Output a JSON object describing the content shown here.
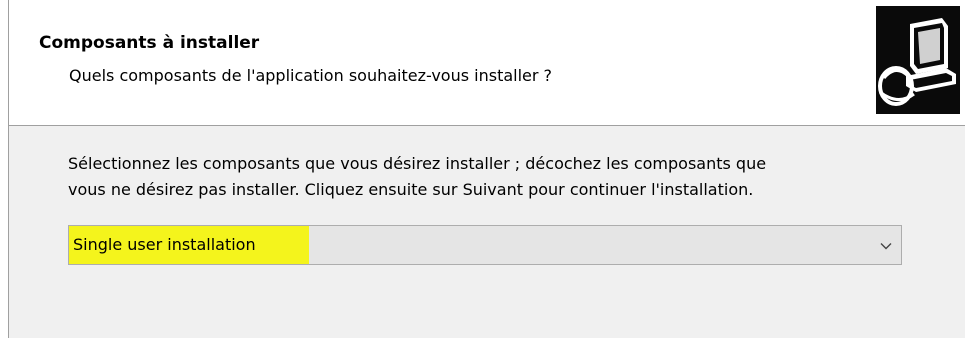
{
  "header": {
    "title": "Composants à installer",
    "subtitle": "Quels composants de l'application souhaitez-vous installer ?",
    "graphic_icon": "computer-setup-icon"
  },
  "content": {
    "description_line1": "Sélectionnez les composants que vous désirez installer ; décochez les composants que",
    "description_line2": "vous ne désirez pas installer. Cliquez ensuite sur Suivant pour continuer l'installation."
  },
  "install_type_select": {
    "selected_value": "Single user installation",
    "highlight_color": "#f4f41c",
    "arrow_icon": "chevron-down-icon"
  }
}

■ **REQUIREMENT**
Identify every line holding the word "désirez" and copy it out.

■ **SOLVED PROBLEM**
    "description_line1": "Sélectionnez les composants que vous désirez installer ; décochez les composants que",
    "description_line2": "vous ne désirez pas installer. Cliquez ensuite sur Suivant pour continuer l'installation."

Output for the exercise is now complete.